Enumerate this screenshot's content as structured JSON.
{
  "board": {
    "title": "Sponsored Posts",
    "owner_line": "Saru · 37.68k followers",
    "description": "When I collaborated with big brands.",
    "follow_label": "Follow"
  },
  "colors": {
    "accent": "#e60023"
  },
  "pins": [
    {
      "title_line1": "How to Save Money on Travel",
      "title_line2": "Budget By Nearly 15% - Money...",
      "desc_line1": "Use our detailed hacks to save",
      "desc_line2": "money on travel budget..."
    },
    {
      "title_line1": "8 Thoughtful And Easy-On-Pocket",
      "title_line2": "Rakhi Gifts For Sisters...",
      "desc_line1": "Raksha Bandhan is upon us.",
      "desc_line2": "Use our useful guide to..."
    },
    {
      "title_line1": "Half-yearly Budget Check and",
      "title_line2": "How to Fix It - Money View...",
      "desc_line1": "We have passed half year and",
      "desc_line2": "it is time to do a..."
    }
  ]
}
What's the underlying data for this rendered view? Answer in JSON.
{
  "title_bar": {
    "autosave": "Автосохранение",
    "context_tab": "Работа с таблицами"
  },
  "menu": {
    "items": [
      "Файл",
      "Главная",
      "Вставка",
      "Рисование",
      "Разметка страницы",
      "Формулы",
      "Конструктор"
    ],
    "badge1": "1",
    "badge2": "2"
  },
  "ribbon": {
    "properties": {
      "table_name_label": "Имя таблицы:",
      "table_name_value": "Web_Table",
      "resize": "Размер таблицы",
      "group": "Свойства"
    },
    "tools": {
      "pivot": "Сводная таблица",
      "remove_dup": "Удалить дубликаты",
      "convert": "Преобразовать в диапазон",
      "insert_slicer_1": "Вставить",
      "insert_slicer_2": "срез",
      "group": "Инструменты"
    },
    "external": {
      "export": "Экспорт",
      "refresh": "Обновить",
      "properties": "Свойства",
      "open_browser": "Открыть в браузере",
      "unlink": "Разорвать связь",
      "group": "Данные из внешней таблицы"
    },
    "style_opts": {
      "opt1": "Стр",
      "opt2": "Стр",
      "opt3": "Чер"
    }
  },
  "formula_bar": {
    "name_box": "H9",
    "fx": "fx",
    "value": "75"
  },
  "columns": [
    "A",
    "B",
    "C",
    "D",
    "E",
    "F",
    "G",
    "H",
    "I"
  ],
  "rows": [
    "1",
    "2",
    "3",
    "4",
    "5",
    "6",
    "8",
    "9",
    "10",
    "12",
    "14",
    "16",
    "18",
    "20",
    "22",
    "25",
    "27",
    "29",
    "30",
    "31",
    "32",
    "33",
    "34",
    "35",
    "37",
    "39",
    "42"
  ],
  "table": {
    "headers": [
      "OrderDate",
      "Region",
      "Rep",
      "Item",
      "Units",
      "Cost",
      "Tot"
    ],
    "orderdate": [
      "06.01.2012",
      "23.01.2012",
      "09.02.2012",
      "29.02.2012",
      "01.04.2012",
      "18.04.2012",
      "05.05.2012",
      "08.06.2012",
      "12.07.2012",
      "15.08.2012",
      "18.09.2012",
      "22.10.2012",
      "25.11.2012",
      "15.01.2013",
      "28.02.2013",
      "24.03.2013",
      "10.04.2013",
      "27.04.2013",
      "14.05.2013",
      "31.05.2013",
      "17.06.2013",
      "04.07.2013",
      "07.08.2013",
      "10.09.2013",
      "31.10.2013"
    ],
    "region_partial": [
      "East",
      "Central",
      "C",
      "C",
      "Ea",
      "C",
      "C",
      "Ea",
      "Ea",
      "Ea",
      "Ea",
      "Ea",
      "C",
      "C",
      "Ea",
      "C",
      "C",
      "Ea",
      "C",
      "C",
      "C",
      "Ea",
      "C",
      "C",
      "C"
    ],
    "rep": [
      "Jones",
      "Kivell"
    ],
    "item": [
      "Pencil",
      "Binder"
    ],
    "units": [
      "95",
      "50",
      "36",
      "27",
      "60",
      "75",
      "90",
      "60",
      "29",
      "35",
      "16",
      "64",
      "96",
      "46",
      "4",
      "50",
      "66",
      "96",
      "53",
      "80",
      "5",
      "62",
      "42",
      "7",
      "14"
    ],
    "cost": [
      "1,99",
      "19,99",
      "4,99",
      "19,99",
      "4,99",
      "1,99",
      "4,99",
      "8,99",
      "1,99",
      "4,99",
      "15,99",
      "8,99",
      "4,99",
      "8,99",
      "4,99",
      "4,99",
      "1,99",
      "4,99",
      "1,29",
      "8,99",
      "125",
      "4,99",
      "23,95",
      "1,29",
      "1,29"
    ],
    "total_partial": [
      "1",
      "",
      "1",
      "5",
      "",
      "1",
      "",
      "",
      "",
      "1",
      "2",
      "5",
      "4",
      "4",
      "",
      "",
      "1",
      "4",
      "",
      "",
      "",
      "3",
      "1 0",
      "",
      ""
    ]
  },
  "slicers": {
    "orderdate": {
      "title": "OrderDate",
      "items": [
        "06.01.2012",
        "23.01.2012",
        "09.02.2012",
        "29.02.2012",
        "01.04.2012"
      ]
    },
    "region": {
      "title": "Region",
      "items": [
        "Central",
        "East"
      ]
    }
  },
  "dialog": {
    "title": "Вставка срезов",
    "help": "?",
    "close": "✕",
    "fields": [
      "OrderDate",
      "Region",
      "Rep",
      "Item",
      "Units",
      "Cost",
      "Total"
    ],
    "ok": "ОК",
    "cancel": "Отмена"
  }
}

Task
Print out the whole listing exactly as it appears.

Answer below
Enumerate this screenshot's content as structured JSON.
{
  "board": {
    "title": "Sponsored Posts",
    "owner_line": "Saru · 37.68k followers",
    "description": "When I collaborated with big brands.",
    "follow_label": "Follow"
  },
  "colors": {
    "accent": "#e60023"
  },
  "pins": [
    {
      "title_line1": "How to Save Money on Travel",
      "title_line2": "Budget By Nearly 15% - Money...",
      "desc_line1": "Use our detailed hacks to save",
      "desc_line2": "money on travel budget..."
    },
    {
      "title_line1": "8 Thoughtful And Easy-On-Pocket",
      "title_line2": "Rakhi Gifts For Sisters...",
      "desc_line1": "Raksha Bandhan is upon us.",
      "desc_line2": "Use our useful guide to..."
    },
    {
      "title_line1": "Half-yearly Budget Check and",
      "title_line2": "How to Fix It - Money View...",
      "desc_line1": "We have passed half year and",
      "desc_line2": "it is time to do a..."
    }
  ]
}
What's the underlying data for this rendered view? Answer in JSON.
{
  "title_bar": {
    "autosave": "Автосохранение",
    "context_tab": "Работа с таблицами"
  },
  "menu": {
    "items": [
      "Файл",
      "Главная",
      "Вставка",
      "Рисование",
      "Разметка страницы",
      "Формулы",
      "Конструктор"
    ],
    "badge1": "1",
    "badge2": "2"
  },
  "ribbon": {
    "properties": {
      "table_name_label": "Имя таблицы:",
      "table_name_value": "Web_Table",
      "resize": "Размер таблицы",
      "group": "Свойства"
    },
    "tools": {
      "pivot": "Сводная таблица",
      "remove_dup": "Удалить дубликаты",
      "convert": "Преобразовать в диапазон",
      "insert_slicer_1": "Вставить",
      "insert_slicer_2": "срез",
      "group": "Инструменты"
    },
    "external": {
      "export": "Экспорт",
      "refresh": "Обновить",
      "properties": "Свойства",
      "open_browser": "Открыть в браузере",
      "unlink": "Разорвать связь",
      "group": "Данные из внешней таблицы"
    },
    "style_opts": {
      "opt1": "Стр",
      "opt2": "Стр",
      "opt3": "Чер"
    }
  },
  "formula_bar": {
    "name_box": "H9",
    "fx": "fx",
    "value": "75"
  },
  "columns": [
    "A",
    "B",
    "C",
    "D",
    "E",
    "F",
    "G",
    "H",
    "I"
  ],
  "rows": [
    "1",
    "2",
    "3",
    "4",
    "5",
    "6",
    "8",
    "9",
    "10",
    "12",
    "14",
    "16",
    "18",
    "20",
    "22",
    "25",
    "27",
    "29",
    "30",
    "31",
    "32",
    "33",
    "34",
    "35",
    "37",
    "39",
    "42"
  ],
  "table": {
    "headers": [
      "OrderDate",
      "Region",
      "Rep",
      "Item",
      "Units",
      "Cost",
      "Tot"
    ],
    "orderdate": [
      "06.01.2012",
      "23.01.2012",
      "09.02.2012",
      "29.02.2012",
      "01.04.2012",
      "18.04.2012",
      "05.05.2012",
      "08.06.2012",
      "12.07.2012",
      "15.08.2012",
      "18.09.2012",
      "22.10.2012",
      "25.11.2012",
      "15.01.2013",
      "28.02.2013",
      "24.03.2013",
      "10.04.2013",
      "27.04.2013",
      "14.05.2013",
      "31.05.2013",
      "17.06.2013",
      "04.07.2013",
      "07.08.2013",
      "10.09.2013",
      "31.10.2013"
    ],
    "region_partial": [
      "East",
      "Central",
      "C",
      "C",
      "Ea",
      "C",
      "C",
      "Ea",
      "Ea",
      "Ea",
      "Ea",
      "Ea",
      "C",
      "C",
      "Ea",
      "C",
      "C",
      "Ea",
      "C",
      "C",
      "C",
      "Ea",
      "C",
      "C",
      "C"
    ],
    "rep": [
      "Jones",
      "Kivell"
    ],
    "item": [
      "Pencil",
      "Binder"
    ],
    "units": [
      "95",
      "50",
      "36",
      "27",
      "60",
      "75",
      "90",
      "60",
      "29",
      "35",
      "16",
      "64",
      "96",
      "46",
      "4",
      "50",
      "66",
      "96",
      "53",
      "80",
      "5",
      "62",
      "42",
      "7",
      "14"
    ],
    "cost": [
      "1,99",
      "19,99",
      "4,99",
      "19,99",
      "4,99",
      "1,99",
      "4,99",
      "8,99",
      "1,99",
      "4,99",
      "15,99",
      "8,99",
      "4,99",
      "8,99",
      "4,99",
      "4,99",
      "1,99",
      "4,99",
      "1,29",
      "8,99",
      "125",
      "4,99",
      "23,95",
      "1,29",
      "1,29"
    ],
    "total_partial": [
      "1",
      "",
      "1",
      "5",
      "",
      "1",
      "",
      "",
      "",
      "1",
      "2",
      "5",
      "4",
      "4",
      "",
      "",
      "1",
      "4",
      "",
      "",
      "",
      "3",
      "1 0",
      "",
      ""
    ]
  },
  "slicers": {
    "orderdate": {
      "title": "OrderDate",
      "items": [
        "06.01.2012",
        "23.01.2012",
        "09.02.2012",
        "29.02.2012",
        "01.04.2012"
      ]
    },
    "region": {
      "title": "Region",
      "items": [
        "Central",
        "East"
      ]
    }
  },
  "dialog": {
    "title": "Вставка срезов",
    "help": "?",
    "close": "✕",
    "fields": [
      "OrderDate",
      "Region",
      "Rep",
      "Item",
      "Units",
      "Cost",
      "Total"
    ],
    "ok": "ОК",
    "cancel": "Отмена"
  }
}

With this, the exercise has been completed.